Requirements
Set down the material once more, exactly as it appears.
# start of Dataset
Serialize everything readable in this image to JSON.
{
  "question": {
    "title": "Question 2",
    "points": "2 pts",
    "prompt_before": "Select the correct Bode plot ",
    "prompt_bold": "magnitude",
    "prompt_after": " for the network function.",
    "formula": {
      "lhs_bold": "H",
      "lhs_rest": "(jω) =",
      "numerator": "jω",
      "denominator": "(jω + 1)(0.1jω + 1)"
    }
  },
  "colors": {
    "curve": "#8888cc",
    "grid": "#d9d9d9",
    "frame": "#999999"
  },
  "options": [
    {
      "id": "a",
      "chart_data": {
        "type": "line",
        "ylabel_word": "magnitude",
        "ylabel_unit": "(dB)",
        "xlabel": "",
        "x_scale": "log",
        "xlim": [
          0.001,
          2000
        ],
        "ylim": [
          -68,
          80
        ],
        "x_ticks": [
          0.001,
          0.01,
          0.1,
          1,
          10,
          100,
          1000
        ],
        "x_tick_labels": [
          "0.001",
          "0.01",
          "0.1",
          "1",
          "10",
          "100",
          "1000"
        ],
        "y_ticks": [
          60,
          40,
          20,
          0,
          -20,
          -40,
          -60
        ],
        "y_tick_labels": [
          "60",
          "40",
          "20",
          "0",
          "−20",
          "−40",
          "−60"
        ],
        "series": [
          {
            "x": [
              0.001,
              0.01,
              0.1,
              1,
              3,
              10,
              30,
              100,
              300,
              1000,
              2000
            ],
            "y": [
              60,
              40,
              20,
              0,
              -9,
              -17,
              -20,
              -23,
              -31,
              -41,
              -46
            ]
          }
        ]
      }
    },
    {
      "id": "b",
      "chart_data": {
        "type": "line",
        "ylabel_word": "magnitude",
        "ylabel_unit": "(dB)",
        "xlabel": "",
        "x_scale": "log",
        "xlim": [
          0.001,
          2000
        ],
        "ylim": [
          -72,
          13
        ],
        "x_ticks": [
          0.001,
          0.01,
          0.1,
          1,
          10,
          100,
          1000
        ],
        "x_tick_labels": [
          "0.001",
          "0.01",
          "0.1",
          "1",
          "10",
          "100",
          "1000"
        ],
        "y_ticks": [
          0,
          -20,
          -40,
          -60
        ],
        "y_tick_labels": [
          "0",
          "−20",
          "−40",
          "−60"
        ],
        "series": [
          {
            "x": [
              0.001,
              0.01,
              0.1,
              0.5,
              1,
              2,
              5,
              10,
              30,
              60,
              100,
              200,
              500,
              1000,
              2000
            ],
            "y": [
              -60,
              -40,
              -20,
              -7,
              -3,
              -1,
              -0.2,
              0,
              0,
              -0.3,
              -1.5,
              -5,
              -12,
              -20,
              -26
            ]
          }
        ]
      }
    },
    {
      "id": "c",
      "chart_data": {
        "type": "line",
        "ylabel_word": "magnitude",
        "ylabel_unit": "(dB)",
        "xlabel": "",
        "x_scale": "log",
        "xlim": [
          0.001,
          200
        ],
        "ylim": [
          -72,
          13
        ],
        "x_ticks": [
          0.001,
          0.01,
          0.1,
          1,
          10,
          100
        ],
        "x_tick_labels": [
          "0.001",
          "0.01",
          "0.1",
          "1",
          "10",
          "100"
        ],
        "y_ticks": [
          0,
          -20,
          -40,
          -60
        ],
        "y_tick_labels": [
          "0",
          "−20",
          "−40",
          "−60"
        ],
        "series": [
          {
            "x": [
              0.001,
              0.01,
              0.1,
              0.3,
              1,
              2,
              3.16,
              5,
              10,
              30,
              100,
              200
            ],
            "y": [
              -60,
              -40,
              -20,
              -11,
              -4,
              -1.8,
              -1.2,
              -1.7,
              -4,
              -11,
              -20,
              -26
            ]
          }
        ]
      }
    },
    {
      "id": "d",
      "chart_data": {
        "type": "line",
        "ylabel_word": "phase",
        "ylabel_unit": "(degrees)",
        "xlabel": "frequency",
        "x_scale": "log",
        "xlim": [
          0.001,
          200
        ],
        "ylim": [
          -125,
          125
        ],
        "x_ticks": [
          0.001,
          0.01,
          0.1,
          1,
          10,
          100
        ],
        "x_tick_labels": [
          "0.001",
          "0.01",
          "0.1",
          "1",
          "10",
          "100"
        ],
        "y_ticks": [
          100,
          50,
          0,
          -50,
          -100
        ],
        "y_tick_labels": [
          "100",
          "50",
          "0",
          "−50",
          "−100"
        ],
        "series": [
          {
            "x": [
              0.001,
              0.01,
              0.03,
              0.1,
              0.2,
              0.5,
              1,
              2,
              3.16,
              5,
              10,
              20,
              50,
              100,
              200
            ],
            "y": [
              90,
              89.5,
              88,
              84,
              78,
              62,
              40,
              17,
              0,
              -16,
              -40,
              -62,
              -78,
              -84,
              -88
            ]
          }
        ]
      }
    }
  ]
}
# end of Dataset
Reply
Serialize everything readable in this image to JSON.
{
  "question": {
    "title": "Question 2",
    "points": "2 pts",
    "prompt_before": "Select the correct Bode plot ",
    "prompt_bold": "magnitude",
    "prompt_after": " for the network function.",
    "formula": {
      "lhs_bold": "H",
      "lhs_rest": "(jω) =",
      "numerator": "jω",
      "denominator": "(jω + 1)(0.1jω + 1)"
    }
  },
  "colors": {
    "curve": "#8888cc",
    "grid": "#d9d9d9",
    "frame": "#999999"
  },
  "options": [
    {
      "id": "a",
      "chart_data": {
        "type": "line",
        "ylabel_word": "magnitude",
        "ylabel_unit": "(dB)",
        "xlabel": "",
        "x_scale": "log",
        "xlim": [
          0.001,
          2000
        ],
        "ylim": [
          -68,
          80
        ],
        "x_ticks": [
          0.001,
          0.01,
          0.1,
          1,
          10,
          100,
          1000
        ],
        "x_tick_labels": [
          "0.001",
          "0.01",
          "0.1",
          "1",
          "10",
          "100",
          "1000"
        ],
        "y_ticks": [
          60,
          40,
          20,
          0,
          -20,
          -40,
          -60
        ],
        "y_tick_labels": [
          "60",
          "40",
          "20",
          "0",
          "−20",
          "−40",
          "−60"
        ],
        "series": [
          {
            "x": [
              0.001,
              0.01,
              0.1,
              1,
              3,
              10,
              30,
              100,
              300,
              1000,
              2000
            ],
            "y": [
              60,
              40,
              20,
              0,
              -9,
              -17,
              -20,
              -23,
              -31,
              -41,
              -46
            ]
          }
        ]
      }
    },
    {
      "id": "b",
      "chart_data": {
        "type": "line",
        "ylabel_word": "magnitude",
        "ylabel_unit": "(dB)",
        "xlabel": "",
        "x_scale": "log",
        "xlim": [
          0.001,
          2000
        ],
        "ylim": [
          -72,
          13
        ],
        "x_ticks": [
          0.001,
          0.01,
          0.1,
          1,
          10,
          100,
          1000
        ],
        "x_tick_labels": [
          "0.001",
          "0.01",
          "0.1",
          "1",
          "10",
          "100",
          "1000"
        ],
        "y_ticks": [
          0,
          -20,
          -40,
          -60
        ],
        "y_tick_labels": [
          "0",
          "−20",
          "−40",
          "−60"
        ],
        "series": [
          {
            "x": [
              0.001,
              0.01,
              0.1,
              0.5,
              1,
              2,
              5,
              10,
              30,
              60,
              100,
              200,
              500,
              1000,
              2000
            ],
            "y": [
              -60,
              -40,
              -20,
              -7,
              -3,
              -1,
              -0.2,
              0,
              0,
              -0.3,
              -1.5,
              -5,
              -12,
              -20,
              -26
            ]
          }
        ]
      }
    },
    {
      "id": "c",
      "chart_data": {
        "type": "line",
        "ylabel_word": "magnitude",
        "ylabel_unit": "(dB)",
        "xlabel": "",
        "x_scale": "log",
        "xlim": [
          0.001,
          200
        ],
        "ylim": [
          -72,
          13
        ],
        "x_ticks": [
          0.001,
          0.01,
          0.1,
          1,
          10,
          100
        ],
        "x_tick_labels": [
          "0.001",
          "0.01",
          "0.1",
          "1",
          "10",
          "100"
        ],
        "y_ticks": [
          0,
          -20,
          -40,
          -60
        ],
        "y_tick_labels": [
          "0",
          "−20",
          "−40",
          "−60"
        ],
        "series": [
          {
            "x": [
              0.001,
              0.01,
              0.1,
              0.3,
              1,
              2,
              3.16,
              5,
              10,
              30,
              100,
              200
            ],
            "y": [
              -60,
              -40,
              -20,
              -11,
              -4,
              -1.8,
              -1.2,
              -1.7,
              -4,
              -11,
              -20,
              -26
            ]
          }
        ]
      }
    },
    {
      "id": "d",
      "chart_data": {
        "type": "line",
        "ylabel_word": "phase",
        "ylabel_unit": "(degrees)",
        "xlabel": "frequency",
        "x_scale": "log",
        "xlim": [
          0.001,
          200
        ],
        "ylim": [
          -125,
          125
        ],
        "x_ticks": [
          0.001,
          0.01,
          0.1,
          1,
          10,
          100
        ],
        "x_tick_labels": [
          "0.001",
          "0.01",
          "0.1",
          "1",
          "10",
          "100"
        ],
        "y_ticks": [
          100,
          50,
          0,
          -50,
          -100
        ],
        "y_tick_labels": [
          "100",
          "50",
          "0",
          "−50",
          "−100"
        ],
        "series": [
          {
            "x": [
              0.001,
              0.01,
              0.03,
              0.1,
              0.2,
              0.5,
              1,
              2,
              3.16,
              5,
              10,
              20,
              50,
              100,
              200
            ],
            "y": [
              90,
              89.5,
              88,
              84,
              78,
              62,
              40,
              17,
              0,
              -16,
              -40,
              -62,
              -78,
              -84,
              -88
            ]
          }
        ]
      }
    }
  ]
}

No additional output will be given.